■ Data to use ■
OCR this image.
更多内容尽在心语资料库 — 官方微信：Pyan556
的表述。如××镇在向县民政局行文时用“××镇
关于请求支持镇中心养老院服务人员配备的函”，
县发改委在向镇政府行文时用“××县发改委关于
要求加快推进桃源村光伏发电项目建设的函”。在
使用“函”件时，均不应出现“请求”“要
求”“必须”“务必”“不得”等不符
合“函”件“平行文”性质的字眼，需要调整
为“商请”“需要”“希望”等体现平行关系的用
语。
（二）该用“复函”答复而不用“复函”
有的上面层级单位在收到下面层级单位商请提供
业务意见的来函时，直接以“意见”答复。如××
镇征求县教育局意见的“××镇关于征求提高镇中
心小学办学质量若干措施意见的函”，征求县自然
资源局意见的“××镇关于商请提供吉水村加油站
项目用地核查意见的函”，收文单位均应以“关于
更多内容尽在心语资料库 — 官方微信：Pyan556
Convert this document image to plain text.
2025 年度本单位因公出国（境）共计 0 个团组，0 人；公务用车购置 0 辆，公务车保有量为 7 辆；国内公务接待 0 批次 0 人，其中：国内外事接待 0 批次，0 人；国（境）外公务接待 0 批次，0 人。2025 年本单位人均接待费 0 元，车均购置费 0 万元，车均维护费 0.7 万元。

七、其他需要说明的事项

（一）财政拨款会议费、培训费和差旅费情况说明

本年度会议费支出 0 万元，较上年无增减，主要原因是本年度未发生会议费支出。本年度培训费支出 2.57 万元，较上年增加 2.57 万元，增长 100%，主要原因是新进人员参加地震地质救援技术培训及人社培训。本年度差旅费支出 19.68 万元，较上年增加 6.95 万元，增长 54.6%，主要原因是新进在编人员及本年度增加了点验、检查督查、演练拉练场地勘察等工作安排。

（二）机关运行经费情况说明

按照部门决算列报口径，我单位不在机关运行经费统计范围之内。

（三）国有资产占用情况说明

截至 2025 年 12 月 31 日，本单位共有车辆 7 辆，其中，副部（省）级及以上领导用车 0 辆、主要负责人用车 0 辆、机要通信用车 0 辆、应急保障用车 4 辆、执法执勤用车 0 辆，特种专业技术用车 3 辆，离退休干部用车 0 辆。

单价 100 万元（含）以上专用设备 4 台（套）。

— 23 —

■ Exercise ■
All of the entries above need to be reproduced exactly.

■ Final answer ■
OCR this image.
更多内容尽在心语资料库 — 官方微信：Pyan556
的表述。如××镇在向县民政局行文时用“××镇
关于请求支持镇中心养老院服务人员配备的函”，
县发改委在向镇政府行文时用“××县发改委关于
要求加快推进桃源村光伏发电项目建设的函”。在
使用“函”件时，均不应出现“请求”“要
求”“必须”“务必”“不得”等不符
合“函”件“平行文”性质的字眼，需要调整
为“商请”“需要”“希望”等体现平行关系的用
语。
（二）该用“复函”答复而不用“复函”
有的上面层级单位在收到下面层级单位商请提供
业务意见的来函时，直接以“意见”答复。如××
镇征求县教育局意见的“××镇关于征求提高镇中
心小学办学质量若干措施意见的函”，征求县自然
资源局意见的“××镇关于商请提供吉水村加油站
项目用地核查意见的函”，收文单位均应以“关于
更多内容尽在心语资料库 — 官方微信：Pyan556
Convert this document image to plain text.
2025 年度本单位因公出国（境）共计 0 个团组，0 人；公务用车购置 0 辆，公务车保有量为 7 辆；国内公务接待 0 批次 0 人，其中：国内外事接待 0 批次，0 人；国（境）外公务接待 0 批次，0 人。2025 年本单位人均接待费 0 元，车均购置费 0 万元，车均维护费 0.7 万元。

七、其他需要说明的事项

（一）财政拨款会议费、培训费和差旅费情况说明

本年度会议费支出 0 万元，较上年无增减，主要原因是本年度未发生会议费支出。本年度培训费支出 2.57 万元，较上年增加 2.57 万元，增长 100%，主要原因是新进人员参加地震地质救援技术培训及人社培训。本年度差旅费支出 19.68 万元，较上年增加 6.95 万元，增长 54.6%，主要原因是新进在编人员及本年度增加了点验、检查督查、演练拉练场地勘察等工作安排。

（二）机关运行经费情况说明

按照部门决算列报口径，我单位不在机关运行经费统计范围之内。

（三）国有资产占用情况说明

截至 2025 年 12 月 31 日，本单位共有车辆 7 辆，其中，副部（省）级及以上领导用车 0 辆、主要负责人用车 0 辆、机要通信用车 0 辆、应急保障用车 4 辆、执法执勤用车 0 辆，特种专业技术用车 3 辆，离退休干部用车 0 辆。

单价 100 万元（含）以上专用设备 4 台（套）。

— 23 —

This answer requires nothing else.